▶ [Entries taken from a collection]
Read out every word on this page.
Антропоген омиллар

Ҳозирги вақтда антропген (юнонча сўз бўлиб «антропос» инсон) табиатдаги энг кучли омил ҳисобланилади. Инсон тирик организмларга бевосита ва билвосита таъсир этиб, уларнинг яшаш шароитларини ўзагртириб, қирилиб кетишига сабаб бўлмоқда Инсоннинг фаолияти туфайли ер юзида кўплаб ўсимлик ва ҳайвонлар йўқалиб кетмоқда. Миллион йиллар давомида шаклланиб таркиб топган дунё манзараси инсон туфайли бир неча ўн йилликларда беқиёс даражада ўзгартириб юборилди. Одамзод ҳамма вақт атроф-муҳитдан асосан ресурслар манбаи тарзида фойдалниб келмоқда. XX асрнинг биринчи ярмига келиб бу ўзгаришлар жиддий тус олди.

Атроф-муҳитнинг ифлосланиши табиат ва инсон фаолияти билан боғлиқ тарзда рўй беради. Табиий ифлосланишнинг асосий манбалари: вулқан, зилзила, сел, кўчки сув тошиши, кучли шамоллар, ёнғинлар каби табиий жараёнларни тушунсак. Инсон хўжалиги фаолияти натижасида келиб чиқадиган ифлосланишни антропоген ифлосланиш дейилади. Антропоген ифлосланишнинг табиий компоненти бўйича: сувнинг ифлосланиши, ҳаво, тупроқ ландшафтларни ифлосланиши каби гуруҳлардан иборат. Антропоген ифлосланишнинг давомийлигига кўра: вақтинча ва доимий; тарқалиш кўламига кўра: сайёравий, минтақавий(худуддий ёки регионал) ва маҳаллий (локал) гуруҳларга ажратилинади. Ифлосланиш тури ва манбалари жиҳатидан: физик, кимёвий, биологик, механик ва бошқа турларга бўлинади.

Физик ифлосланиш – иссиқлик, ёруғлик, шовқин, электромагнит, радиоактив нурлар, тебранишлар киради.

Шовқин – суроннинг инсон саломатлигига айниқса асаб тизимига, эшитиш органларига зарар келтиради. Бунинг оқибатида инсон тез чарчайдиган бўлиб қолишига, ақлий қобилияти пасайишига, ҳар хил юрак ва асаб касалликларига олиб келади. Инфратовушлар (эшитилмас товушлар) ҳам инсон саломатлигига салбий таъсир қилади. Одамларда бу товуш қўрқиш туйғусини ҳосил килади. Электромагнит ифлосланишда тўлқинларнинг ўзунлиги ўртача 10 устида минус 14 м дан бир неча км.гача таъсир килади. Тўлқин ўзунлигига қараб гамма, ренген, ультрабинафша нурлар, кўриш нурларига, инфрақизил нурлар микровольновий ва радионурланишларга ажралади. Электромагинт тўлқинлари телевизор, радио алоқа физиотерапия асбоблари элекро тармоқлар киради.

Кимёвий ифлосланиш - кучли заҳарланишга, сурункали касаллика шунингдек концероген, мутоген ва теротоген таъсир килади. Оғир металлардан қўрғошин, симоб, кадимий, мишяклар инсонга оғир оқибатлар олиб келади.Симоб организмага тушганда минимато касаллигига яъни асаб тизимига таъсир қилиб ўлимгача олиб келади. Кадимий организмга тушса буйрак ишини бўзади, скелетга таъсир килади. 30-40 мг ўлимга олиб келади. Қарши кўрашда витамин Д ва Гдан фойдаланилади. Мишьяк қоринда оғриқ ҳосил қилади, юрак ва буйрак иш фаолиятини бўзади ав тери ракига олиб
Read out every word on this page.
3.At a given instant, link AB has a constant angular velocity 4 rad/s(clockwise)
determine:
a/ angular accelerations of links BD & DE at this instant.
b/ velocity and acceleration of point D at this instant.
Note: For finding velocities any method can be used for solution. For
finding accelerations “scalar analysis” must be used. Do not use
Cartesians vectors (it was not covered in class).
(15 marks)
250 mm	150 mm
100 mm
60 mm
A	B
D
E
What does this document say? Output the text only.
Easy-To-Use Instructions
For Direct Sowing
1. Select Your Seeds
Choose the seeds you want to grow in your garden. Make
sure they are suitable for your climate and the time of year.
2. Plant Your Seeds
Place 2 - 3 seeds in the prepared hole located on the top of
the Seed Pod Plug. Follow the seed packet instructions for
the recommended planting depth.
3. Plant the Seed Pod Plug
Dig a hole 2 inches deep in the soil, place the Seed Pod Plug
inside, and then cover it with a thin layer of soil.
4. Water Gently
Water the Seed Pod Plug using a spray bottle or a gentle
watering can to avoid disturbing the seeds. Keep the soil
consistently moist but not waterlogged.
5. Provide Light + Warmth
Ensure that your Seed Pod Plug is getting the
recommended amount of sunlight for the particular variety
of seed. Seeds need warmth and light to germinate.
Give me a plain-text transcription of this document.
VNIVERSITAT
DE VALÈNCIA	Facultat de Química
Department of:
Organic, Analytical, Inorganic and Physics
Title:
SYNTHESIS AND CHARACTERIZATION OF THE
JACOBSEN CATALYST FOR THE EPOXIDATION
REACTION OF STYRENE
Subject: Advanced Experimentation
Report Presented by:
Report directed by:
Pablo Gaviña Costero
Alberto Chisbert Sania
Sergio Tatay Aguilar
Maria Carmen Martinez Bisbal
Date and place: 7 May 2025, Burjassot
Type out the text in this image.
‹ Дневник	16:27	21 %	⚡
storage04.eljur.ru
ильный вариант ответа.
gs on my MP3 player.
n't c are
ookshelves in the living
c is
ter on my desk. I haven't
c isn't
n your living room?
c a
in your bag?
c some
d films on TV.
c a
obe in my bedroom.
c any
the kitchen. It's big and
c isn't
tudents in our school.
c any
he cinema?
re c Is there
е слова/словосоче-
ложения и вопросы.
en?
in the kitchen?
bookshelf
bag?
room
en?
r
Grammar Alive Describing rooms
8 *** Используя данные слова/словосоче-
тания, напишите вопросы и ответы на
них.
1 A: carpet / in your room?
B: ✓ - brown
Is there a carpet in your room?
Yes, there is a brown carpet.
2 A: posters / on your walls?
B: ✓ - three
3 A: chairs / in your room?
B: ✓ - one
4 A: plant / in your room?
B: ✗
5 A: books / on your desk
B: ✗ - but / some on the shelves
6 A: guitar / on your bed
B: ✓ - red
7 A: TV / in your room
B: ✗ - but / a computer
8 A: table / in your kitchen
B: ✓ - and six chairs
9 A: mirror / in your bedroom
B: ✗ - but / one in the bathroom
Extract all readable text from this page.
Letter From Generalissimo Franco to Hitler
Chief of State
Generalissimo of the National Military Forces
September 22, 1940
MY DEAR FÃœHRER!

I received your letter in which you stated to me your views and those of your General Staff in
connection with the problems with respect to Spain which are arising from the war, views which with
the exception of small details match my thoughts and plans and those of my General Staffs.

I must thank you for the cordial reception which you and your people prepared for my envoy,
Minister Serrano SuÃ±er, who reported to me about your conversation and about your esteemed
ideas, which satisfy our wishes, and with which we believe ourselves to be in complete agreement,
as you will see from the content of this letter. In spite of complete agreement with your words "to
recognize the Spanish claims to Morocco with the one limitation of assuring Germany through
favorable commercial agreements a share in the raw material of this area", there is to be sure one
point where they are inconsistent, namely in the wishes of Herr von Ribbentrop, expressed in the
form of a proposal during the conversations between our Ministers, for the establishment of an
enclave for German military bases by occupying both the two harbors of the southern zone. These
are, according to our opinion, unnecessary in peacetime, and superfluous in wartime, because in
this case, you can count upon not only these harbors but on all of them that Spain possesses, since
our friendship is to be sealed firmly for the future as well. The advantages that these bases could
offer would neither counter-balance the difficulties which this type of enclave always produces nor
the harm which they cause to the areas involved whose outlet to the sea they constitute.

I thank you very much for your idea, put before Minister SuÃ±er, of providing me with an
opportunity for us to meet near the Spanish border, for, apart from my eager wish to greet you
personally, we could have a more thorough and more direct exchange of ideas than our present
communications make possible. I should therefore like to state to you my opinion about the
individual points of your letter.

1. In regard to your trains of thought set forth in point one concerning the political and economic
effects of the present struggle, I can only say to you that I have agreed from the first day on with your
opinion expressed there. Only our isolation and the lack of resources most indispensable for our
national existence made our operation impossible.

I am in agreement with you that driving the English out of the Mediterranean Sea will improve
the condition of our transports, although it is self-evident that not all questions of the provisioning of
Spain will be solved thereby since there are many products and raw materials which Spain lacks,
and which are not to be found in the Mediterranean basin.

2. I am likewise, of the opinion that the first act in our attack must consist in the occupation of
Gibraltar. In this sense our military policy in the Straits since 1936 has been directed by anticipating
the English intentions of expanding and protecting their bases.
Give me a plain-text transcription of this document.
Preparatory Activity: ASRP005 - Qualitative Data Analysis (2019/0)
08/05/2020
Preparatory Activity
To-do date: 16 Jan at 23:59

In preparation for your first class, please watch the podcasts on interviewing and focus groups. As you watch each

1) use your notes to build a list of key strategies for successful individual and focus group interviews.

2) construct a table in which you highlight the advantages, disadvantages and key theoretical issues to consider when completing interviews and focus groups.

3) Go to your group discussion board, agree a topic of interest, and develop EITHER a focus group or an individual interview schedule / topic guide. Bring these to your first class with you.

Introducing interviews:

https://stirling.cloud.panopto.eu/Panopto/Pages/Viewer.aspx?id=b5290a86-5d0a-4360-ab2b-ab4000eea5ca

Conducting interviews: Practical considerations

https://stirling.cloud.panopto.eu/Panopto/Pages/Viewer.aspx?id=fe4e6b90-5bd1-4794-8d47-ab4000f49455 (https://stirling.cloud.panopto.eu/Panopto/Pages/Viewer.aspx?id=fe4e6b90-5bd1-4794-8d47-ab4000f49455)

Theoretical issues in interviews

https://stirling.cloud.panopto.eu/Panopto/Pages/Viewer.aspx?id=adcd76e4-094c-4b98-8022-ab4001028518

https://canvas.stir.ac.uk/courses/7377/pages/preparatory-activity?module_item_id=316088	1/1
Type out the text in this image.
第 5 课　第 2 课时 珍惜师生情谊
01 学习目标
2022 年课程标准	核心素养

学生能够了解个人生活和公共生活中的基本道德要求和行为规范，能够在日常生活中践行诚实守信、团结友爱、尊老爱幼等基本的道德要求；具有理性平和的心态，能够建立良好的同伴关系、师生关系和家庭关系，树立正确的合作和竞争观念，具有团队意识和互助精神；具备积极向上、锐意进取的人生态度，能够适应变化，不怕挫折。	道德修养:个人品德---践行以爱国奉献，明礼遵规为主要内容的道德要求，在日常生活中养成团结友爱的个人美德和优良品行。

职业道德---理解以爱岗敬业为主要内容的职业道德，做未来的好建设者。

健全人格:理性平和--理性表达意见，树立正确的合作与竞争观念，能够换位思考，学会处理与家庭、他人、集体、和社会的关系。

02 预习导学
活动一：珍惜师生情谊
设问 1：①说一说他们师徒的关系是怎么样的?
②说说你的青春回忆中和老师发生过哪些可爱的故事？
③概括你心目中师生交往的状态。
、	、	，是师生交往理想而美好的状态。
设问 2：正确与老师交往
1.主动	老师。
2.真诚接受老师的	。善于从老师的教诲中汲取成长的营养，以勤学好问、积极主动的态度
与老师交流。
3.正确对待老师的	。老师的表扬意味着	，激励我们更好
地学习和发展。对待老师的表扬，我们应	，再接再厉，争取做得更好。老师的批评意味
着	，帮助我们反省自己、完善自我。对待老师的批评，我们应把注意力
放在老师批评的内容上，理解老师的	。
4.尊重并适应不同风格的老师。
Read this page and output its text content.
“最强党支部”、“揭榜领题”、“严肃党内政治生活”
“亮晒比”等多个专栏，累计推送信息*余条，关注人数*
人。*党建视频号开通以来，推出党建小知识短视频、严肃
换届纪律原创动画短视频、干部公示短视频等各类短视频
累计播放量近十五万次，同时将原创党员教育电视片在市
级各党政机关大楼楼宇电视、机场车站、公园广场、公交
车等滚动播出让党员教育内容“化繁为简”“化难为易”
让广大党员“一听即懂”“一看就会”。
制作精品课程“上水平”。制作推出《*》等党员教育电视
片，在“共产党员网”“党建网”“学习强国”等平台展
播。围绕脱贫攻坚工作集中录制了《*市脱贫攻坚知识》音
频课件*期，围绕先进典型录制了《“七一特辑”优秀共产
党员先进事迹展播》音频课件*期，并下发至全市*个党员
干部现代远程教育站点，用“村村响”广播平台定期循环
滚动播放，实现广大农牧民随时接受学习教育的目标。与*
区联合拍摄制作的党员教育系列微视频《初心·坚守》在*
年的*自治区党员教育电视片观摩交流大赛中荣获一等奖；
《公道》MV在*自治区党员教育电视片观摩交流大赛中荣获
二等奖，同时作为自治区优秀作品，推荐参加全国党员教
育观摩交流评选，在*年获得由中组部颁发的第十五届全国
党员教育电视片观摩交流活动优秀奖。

▶ [THE EXERCISE]
Pick out lines containing the word "harbors", each one as written.

▶ [WRITTEN SOLUTION]
enclave for German military bases by occupying both the two harbors of the southern zone. These
this case, you can count upon not only these harbors but on all of them that Spain possesses, since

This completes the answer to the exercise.